--- ENTRIES SHOWN ---
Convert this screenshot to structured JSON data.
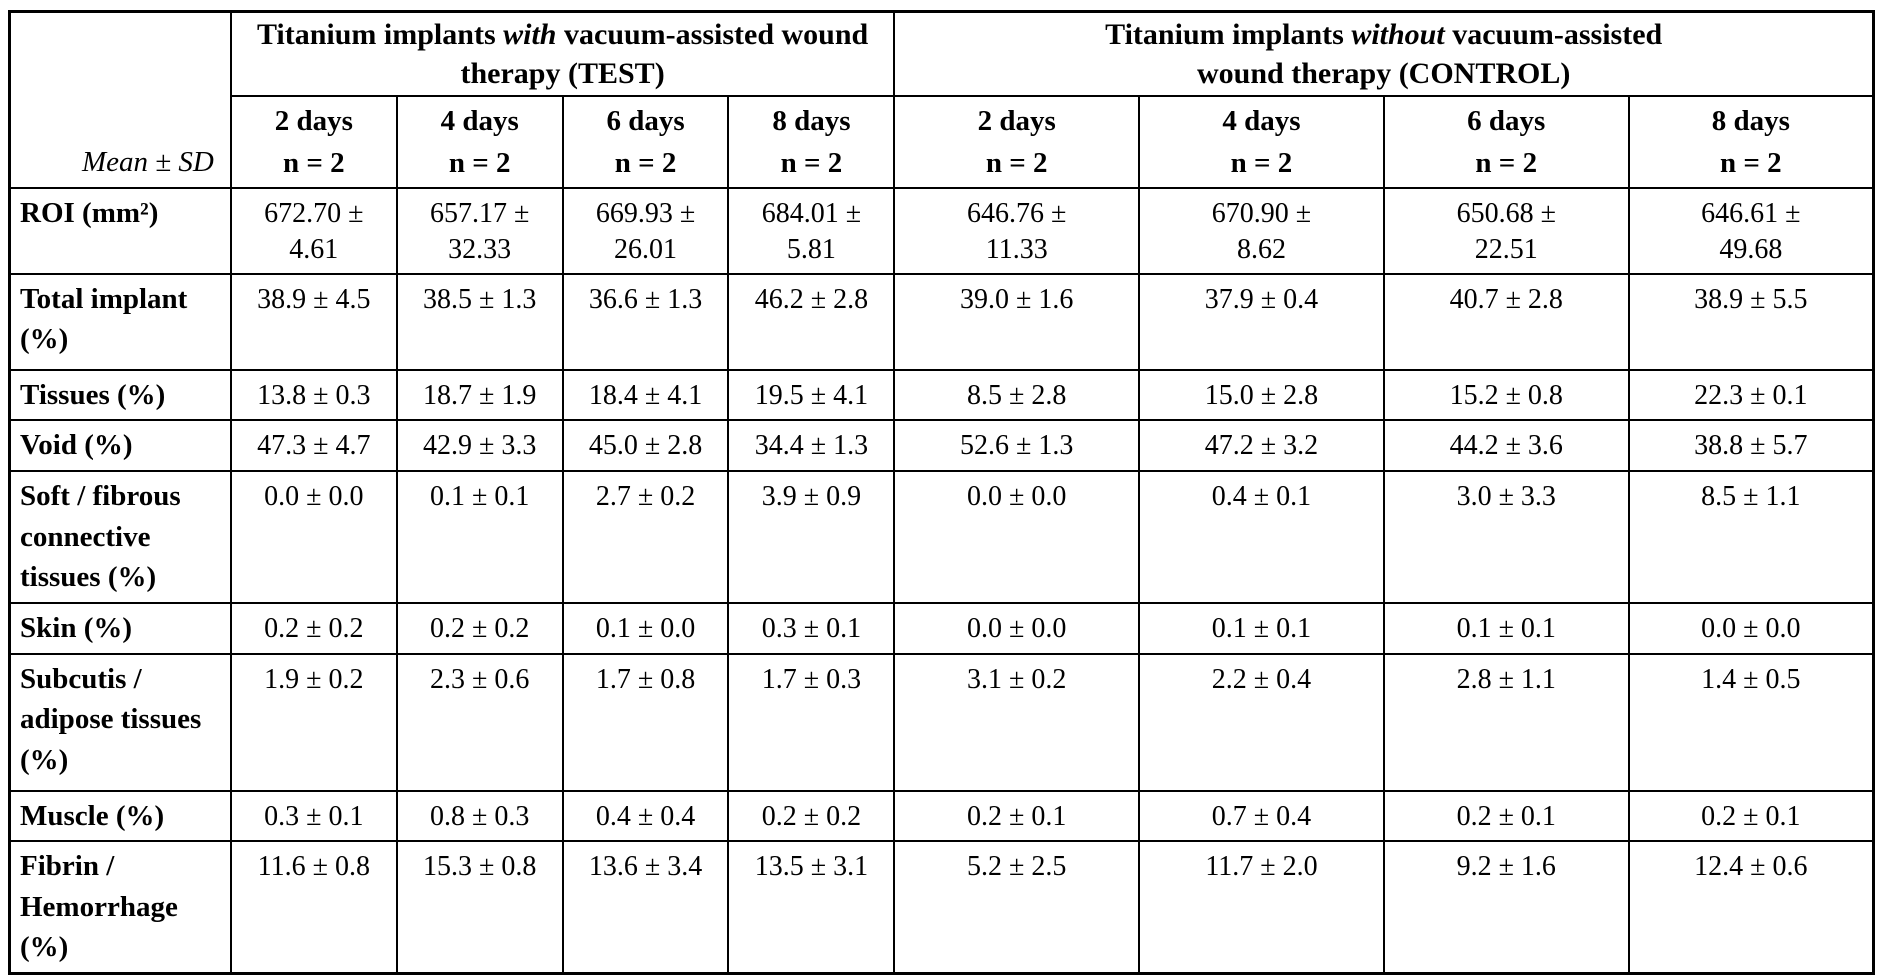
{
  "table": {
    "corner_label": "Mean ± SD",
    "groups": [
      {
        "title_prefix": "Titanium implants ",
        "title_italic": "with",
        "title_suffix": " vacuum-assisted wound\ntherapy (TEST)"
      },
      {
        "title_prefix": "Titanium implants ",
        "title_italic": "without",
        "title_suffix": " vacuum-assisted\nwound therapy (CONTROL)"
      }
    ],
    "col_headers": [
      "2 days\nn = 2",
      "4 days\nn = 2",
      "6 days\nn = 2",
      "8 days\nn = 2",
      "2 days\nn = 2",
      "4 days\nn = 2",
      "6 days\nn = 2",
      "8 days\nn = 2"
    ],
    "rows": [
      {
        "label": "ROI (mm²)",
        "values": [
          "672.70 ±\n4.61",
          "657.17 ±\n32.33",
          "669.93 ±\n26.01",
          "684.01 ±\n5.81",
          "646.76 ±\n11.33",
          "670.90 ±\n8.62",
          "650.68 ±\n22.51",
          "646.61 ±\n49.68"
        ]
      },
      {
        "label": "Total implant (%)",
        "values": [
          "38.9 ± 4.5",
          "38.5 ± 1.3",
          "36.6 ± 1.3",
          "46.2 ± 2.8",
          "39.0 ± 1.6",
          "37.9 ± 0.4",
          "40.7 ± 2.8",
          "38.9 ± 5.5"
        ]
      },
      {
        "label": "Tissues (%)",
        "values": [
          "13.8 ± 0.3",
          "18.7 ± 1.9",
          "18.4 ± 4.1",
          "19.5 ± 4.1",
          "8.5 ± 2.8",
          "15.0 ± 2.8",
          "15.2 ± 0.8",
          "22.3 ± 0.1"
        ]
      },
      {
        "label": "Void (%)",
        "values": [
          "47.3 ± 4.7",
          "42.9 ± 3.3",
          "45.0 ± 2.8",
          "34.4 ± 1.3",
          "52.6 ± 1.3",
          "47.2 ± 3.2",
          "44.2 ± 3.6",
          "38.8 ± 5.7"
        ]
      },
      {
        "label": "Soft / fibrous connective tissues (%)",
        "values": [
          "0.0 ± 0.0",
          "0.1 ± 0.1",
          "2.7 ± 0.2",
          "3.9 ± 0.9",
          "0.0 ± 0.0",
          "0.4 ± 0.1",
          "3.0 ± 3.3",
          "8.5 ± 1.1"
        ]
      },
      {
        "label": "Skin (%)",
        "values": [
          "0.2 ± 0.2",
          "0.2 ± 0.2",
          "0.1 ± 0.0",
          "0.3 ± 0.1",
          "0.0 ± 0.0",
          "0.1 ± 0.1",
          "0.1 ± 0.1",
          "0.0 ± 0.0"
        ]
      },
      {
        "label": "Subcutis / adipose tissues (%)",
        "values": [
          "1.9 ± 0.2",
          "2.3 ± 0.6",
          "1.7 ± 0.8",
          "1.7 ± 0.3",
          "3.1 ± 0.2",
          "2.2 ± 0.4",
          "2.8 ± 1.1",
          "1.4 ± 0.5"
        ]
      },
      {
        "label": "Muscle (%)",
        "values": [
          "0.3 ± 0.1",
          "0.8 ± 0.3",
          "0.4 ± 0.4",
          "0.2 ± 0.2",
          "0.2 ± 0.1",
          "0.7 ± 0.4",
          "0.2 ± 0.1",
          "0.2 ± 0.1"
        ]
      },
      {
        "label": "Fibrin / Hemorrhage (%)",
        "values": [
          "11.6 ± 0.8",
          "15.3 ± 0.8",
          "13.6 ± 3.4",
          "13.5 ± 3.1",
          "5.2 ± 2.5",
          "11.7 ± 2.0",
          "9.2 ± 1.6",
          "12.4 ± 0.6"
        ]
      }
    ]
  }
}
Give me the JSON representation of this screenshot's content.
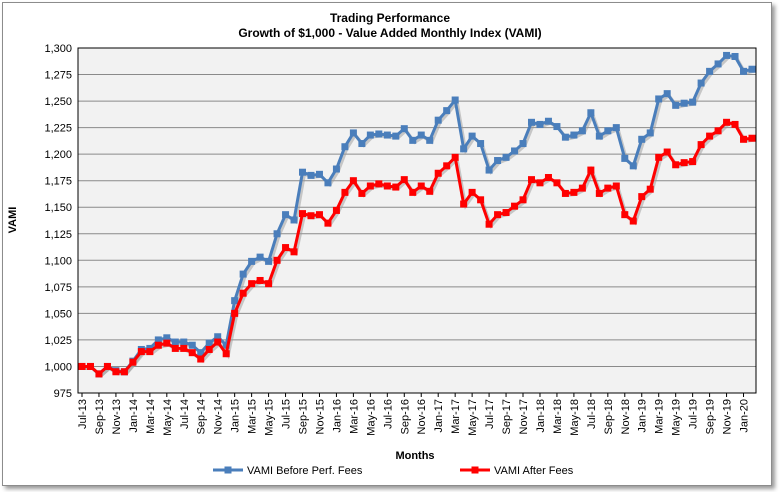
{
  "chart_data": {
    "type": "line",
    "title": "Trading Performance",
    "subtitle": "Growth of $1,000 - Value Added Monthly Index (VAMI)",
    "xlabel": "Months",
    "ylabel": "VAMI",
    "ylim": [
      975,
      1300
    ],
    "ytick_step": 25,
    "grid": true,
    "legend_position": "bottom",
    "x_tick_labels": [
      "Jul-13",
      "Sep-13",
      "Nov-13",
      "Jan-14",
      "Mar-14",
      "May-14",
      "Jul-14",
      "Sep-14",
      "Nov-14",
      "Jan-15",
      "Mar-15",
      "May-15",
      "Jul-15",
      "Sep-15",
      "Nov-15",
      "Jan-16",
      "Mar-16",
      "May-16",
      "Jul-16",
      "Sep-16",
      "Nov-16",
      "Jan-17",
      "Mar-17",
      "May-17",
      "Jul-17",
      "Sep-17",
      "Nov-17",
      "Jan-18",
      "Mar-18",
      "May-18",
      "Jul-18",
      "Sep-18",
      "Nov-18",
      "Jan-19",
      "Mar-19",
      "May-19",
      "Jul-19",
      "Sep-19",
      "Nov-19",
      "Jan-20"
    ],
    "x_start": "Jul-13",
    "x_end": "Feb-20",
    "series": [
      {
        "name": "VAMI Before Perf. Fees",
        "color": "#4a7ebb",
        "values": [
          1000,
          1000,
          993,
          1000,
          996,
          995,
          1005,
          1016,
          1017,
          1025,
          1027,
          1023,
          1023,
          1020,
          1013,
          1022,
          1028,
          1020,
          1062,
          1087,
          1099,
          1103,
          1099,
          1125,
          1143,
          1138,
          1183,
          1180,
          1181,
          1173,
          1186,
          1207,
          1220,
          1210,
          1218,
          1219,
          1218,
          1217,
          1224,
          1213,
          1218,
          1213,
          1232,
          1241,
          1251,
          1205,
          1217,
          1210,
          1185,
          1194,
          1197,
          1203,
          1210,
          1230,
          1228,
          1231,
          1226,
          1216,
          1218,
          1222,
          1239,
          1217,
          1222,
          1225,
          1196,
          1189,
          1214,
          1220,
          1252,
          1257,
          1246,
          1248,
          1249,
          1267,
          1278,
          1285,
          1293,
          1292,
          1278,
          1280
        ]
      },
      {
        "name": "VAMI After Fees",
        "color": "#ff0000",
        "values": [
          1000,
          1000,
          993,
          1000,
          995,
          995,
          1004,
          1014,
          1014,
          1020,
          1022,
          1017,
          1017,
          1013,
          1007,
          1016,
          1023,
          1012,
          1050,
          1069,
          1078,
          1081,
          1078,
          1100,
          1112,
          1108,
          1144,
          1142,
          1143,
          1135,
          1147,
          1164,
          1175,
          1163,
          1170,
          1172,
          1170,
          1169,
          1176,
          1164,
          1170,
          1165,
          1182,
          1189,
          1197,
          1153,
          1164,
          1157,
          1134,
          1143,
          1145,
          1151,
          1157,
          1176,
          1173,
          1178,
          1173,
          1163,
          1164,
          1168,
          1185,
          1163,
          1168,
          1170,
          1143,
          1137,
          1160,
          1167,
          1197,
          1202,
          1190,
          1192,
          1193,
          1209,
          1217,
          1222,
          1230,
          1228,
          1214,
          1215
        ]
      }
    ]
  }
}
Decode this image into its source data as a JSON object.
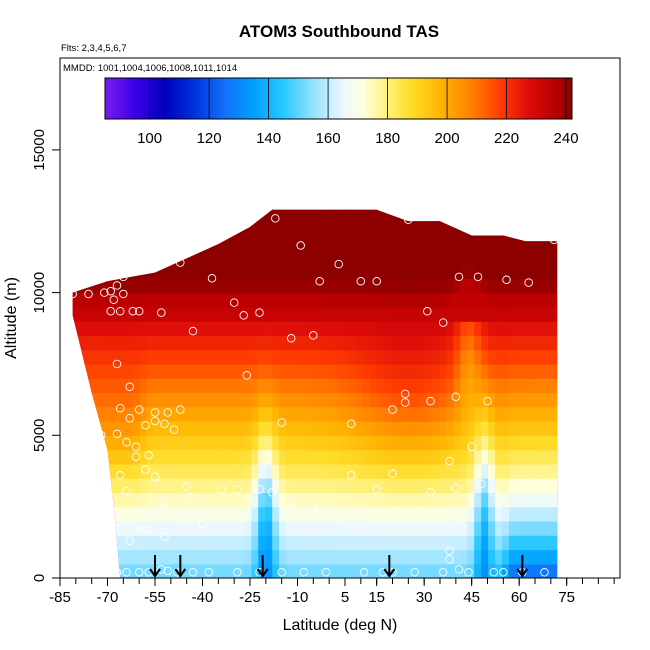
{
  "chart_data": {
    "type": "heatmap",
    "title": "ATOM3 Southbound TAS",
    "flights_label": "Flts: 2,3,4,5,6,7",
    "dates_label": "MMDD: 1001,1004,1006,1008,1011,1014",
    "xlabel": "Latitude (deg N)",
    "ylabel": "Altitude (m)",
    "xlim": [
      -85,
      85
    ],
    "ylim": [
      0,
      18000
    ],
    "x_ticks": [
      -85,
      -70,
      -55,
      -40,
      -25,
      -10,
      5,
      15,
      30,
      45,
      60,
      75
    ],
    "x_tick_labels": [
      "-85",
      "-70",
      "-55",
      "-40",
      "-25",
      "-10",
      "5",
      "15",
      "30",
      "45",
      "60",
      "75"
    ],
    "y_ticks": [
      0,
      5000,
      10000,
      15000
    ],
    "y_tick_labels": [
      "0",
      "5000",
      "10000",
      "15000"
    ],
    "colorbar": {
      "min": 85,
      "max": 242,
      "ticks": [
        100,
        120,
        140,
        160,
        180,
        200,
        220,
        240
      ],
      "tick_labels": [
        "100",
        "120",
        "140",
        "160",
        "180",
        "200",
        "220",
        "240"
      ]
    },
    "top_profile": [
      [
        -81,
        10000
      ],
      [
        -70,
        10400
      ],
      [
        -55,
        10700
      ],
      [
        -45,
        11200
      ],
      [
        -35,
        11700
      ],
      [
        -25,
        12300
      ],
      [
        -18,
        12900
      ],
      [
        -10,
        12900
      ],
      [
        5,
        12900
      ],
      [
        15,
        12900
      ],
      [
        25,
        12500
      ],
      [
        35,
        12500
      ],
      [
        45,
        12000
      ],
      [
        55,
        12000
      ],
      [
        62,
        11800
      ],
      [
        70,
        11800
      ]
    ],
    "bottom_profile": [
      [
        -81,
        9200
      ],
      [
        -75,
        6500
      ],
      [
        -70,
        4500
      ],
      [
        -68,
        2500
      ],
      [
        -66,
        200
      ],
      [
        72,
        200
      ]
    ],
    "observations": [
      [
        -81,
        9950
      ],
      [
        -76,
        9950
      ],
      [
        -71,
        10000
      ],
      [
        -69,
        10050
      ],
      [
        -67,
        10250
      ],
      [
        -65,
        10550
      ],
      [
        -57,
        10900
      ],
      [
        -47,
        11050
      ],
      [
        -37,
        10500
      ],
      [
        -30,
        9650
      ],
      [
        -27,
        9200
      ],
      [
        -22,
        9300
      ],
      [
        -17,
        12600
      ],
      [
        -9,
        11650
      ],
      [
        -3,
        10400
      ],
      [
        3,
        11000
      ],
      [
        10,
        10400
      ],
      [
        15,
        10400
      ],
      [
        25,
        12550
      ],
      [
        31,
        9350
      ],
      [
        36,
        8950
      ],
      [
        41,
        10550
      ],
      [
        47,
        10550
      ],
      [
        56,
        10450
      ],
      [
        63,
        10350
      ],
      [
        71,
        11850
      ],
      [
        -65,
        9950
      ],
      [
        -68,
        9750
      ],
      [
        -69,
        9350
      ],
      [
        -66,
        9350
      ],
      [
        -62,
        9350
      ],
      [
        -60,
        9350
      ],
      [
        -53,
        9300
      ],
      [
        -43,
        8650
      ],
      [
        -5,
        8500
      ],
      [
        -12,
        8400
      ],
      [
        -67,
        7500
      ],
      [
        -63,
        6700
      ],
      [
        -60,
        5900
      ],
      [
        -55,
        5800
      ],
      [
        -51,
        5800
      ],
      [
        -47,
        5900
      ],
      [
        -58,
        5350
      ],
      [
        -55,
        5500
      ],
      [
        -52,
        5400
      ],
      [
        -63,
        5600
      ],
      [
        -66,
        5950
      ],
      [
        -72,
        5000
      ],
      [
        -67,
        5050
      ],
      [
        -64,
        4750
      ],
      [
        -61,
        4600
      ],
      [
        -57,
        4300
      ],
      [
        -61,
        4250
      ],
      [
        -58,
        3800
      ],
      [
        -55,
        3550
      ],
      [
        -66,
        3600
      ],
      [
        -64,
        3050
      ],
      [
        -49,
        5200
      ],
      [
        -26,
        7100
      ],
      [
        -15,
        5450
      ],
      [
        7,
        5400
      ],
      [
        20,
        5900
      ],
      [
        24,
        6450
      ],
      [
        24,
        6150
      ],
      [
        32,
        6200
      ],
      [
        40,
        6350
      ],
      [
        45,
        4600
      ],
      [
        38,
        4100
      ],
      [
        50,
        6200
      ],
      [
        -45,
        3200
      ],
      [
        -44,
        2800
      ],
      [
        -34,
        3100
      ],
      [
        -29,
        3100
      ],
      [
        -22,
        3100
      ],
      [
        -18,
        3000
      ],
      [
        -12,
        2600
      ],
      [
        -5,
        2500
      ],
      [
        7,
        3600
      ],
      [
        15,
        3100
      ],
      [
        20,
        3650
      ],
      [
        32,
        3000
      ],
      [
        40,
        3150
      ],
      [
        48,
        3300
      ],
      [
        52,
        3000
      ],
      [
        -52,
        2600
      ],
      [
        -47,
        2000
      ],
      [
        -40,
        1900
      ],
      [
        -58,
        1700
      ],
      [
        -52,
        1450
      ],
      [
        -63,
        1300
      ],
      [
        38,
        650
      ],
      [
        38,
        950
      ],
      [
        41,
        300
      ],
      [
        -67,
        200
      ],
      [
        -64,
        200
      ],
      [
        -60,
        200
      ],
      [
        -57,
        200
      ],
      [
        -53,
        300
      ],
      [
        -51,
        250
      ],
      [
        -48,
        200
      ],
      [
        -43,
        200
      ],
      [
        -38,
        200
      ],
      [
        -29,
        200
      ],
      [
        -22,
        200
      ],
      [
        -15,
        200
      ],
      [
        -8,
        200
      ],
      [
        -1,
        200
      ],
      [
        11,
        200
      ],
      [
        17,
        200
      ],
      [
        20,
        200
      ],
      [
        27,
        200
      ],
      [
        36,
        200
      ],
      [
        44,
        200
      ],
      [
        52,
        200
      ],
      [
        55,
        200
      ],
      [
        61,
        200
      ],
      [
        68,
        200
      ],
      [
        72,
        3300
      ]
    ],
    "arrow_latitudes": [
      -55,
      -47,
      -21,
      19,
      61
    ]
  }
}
---
Find the lines above that include the string "VAMI" and copy them.

§ COMPLETE OUTPUT
    "subtitle": "Growth of $1,000 - Value Added Monthly Index (VAMI)",
    "ylabel": "VAMI",
        "name": "VAMI Before Perf. Fees",
        "name": "VAMI After Fees",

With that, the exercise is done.